### [Goal]
Copy each line of the entries beneath that contains the word "name".

### [Input records]
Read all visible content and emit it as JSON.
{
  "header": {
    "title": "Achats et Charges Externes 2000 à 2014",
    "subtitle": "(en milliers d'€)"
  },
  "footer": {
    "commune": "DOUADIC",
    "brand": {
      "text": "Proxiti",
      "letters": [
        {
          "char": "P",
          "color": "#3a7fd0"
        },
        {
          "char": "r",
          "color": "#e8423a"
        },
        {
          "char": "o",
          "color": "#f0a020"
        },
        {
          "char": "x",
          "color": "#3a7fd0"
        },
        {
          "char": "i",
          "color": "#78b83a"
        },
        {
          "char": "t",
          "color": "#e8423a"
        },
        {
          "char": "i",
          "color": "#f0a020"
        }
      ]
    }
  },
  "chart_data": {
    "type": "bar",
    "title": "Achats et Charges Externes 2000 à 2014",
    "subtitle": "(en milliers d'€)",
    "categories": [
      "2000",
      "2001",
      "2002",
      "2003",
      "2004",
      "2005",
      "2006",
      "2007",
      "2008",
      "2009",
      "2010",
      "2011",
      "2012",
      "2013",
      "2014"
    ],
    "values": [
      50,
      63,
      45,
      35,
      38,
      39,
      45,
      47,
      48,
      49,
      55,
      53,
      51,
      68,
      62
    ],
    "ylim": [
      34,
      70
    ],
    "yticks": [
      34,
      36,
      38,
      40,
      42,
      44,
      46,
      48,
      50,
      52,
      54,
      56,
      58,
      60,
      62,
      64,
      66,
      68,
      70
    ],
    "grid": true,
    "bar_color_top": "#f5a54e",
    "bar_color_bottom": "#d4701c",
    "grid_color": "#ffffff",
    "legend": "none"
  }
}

--

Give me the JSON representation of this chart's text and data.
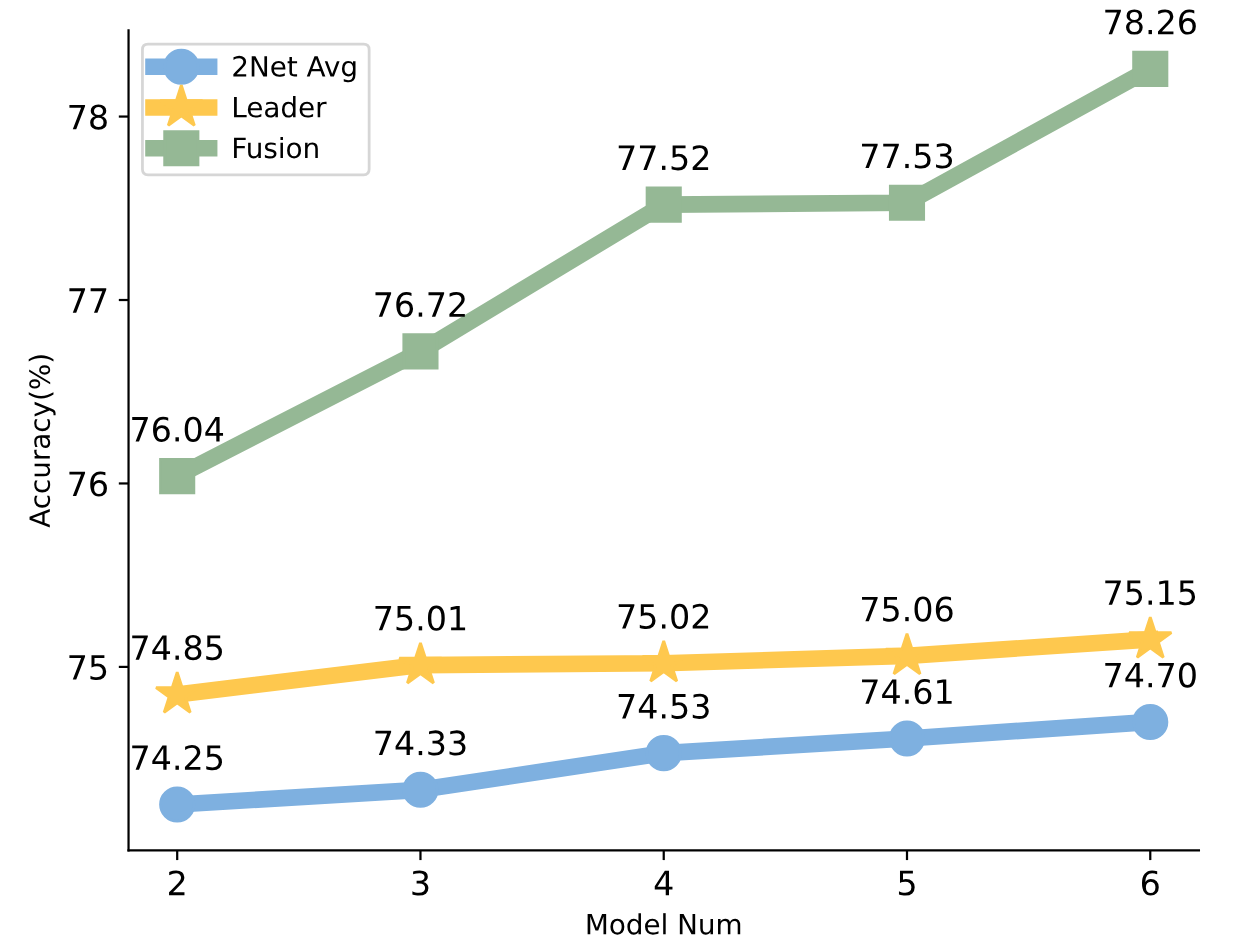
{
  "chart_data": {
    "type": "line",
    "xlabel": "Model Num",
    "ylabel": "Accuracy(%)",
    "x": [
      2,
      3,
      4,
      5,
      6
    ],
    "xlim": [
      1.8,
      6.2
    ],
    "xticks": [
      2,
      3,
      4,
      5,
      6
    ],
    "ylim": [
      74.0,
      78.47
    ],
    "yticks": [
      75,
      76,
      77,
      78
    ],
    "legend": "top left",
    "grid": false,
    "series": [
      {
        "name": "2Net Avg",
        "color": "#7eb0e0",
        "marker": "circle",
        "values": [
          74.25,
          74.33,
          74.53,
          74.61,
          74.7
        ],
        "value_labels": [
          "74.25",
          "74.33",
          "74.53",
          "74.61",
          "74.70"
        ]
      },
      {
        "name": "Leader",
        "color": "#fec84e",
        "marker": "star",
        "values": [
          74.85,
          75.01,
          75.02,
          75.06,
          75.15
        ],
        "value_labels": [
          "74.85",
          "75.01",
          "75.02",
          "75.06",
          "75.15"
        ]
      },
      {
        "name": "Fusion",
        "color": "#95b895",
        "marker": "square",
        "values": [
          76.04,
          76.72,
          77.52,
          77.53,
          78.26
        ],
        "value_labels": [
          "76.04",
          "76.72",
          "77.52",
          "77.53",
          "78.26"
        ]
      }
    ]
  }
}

### [Result of this task]
        "name": "2Net Avg",
        "name": "Leader",
        "name": "Fusion",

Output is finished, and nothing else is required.